Aim — Quote all entries exactly, leaving pictures aside.

Input —
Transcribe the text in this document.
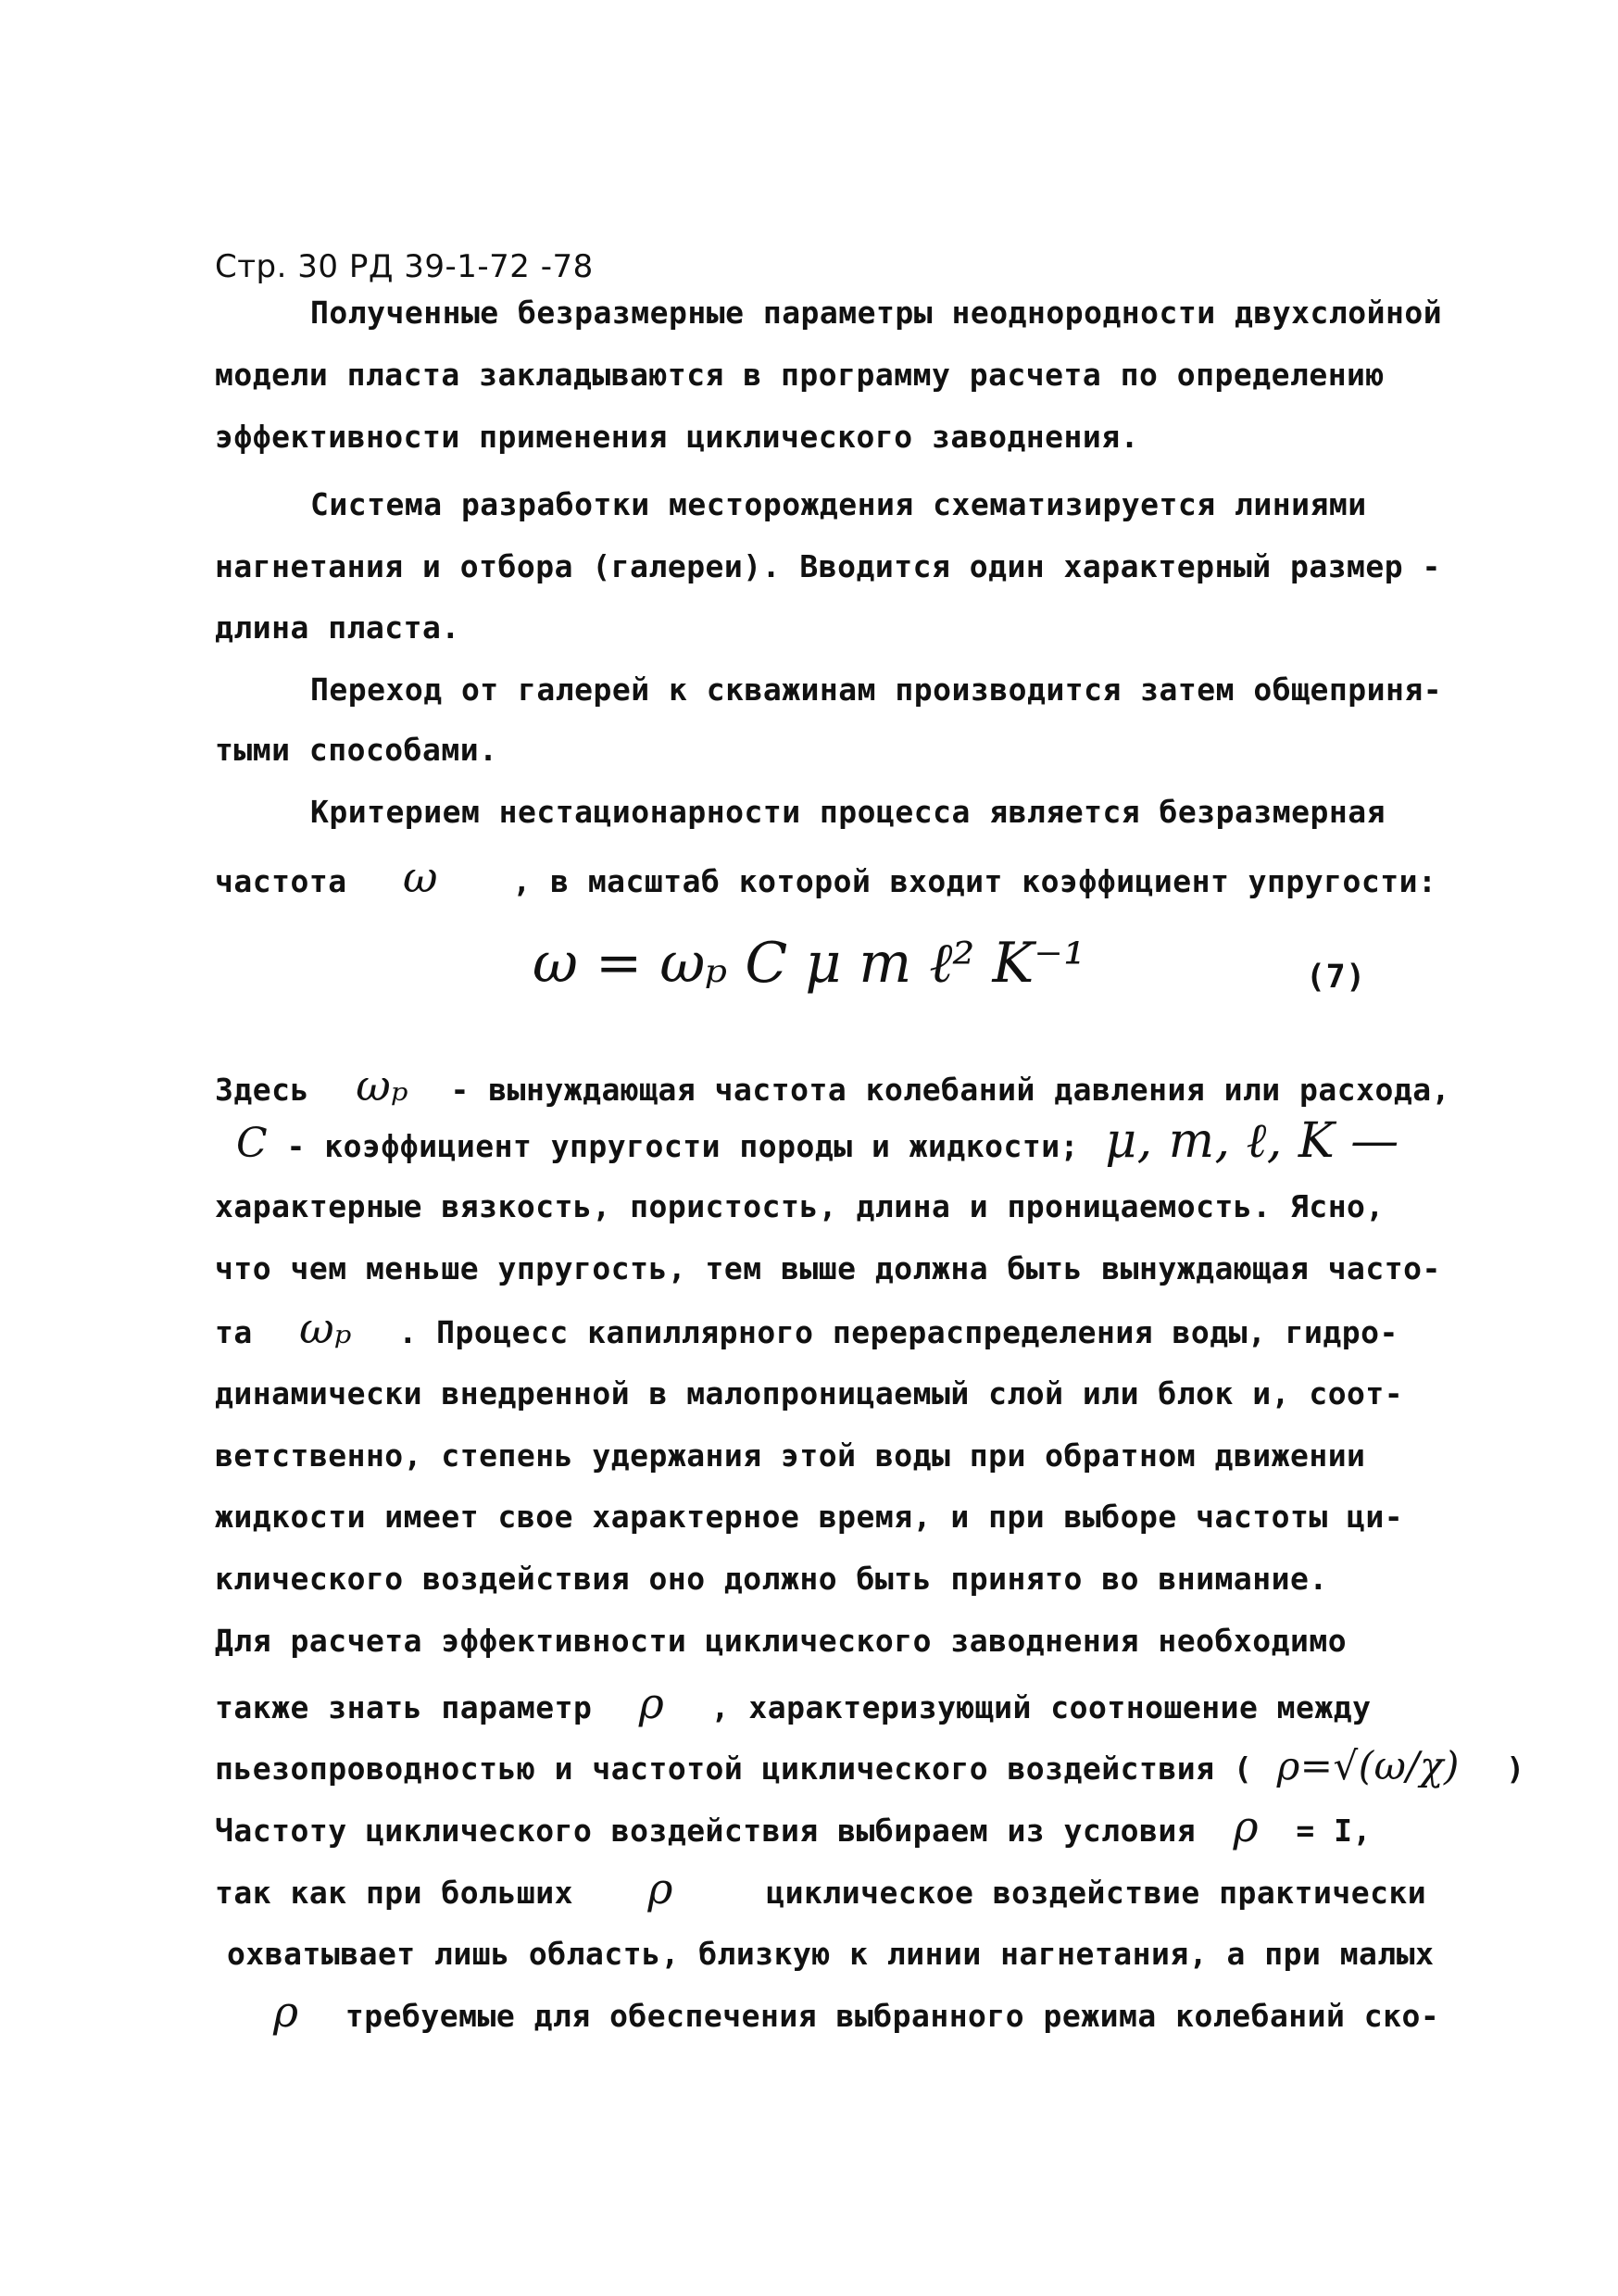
Стр. 30 РД 39-1-72 -78
Полученные безразмерные параметры неоднородности двухслойной
модели пласта закладываются в программу расчета по определению
эффективности применения циклического заводнения.
Система разработки месторождения схематизируется линиями
нагнетания и отбора (галереи). Вводится один характерный размер -
длина пласта.
Переход от галерей к скважинам производится затем общеприня-
тыми способами.
Критерием нестационарности процесса является безразмерная
частота ω , в масштаб которой входит коэффициент упругости:
ω = ωₚ C μ m ℓ² K⁻¹	(7)
Здесь ωₚ - вынуждающая частота колебаний давления или расхода,
C - коэффициент упругости породы и жидкости; μ, m, ℓ, K —
характерные вязкость, пористость, длина и проницаемость. Ясно,
что чем меньше упругость, тем выше должна быть вынуждающая часто-
та ωₚ . Процесс капиллярного перераспределения воды, гидро-
динамически внедренной в малопроницаемый слой или блок и, соот-
ветственно, степень удержания этой воды при обратном движении
жидкости имеет свое характерное время, и при выборе частоты ци-
клического воздействия оно должно быть принято во внимание.
Для расчета эффективности циклического заводнения необходимо
также знать параметр ρ , характеризующий соотношение между
пьезопроводностью и частотой циклического воздействия ( ρ=√(ω/χ) )
Частоту циклического воздействия выбираем из условия ρ = I,
так как при больших ρ	циклическое воздействие практически
охватывает лишь область, близкую к линии нагнетания, а при малых
ρ требуемые для обеспечения выбранного режима колебаний ско-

Solution for this task —
Transcribe the text in this document.
Стр. 30 РД 39-1-72 -78
Полученные безразмерные параметры неоднородности двухслойной
модели пласта закладываются в программу расчета по определению
эффективности применения циклического заводнения.
Система разработки месторождения схематизируется линиями
нагнетания и отбора (галереи). Вводится один характерный размер -
длина пласта.
Переход от галерей к скважинам производится затем общеприня-
тыми способами.
Критерием нестационарности процесса является безразмерная
частота ω , в масштаб которой входит коэффициент упругости:
ω = ωₚ C μ m ℓ² K⁻¹	(7)
Здесь ωₚ - вынуждающая частота колебаний давления или расхода,
C - коэффициент упругости породы и жидкости; μ, m, ℓ, K —
характерные вязкость, пористость, длина и проницаемость. Ясно,
что чем меньше упругость, тем выше должна быть вынуждающая часто-
та ωₚ . Процесс капиллярного перераспределения воды, гидро-
динамически внедренной в малопроницаемый слой или блок и, соот-
ветственно, степень удержания этой воды при обратном движении
жидкости имеет свое характерное время, и при выборе частоты ци-
клического воздействия оно должно быть принято во внимание.
Для расчета эффективности циклического заводнения необходимо
также знать параметр ρ , характеризующий соотношение между
пьезопроводностью и частотой циклического воздействия ( ρ=√(ω/χ) )
Частоту циклического воздействия выбираем из условия ρ = I,
так как при больших ρ	циклическое воздействие практически
охватывает лишь область, близкую к линии нагнетания, а при малых
ρ требуемые для обеспечения выбранного режима колебаний ско-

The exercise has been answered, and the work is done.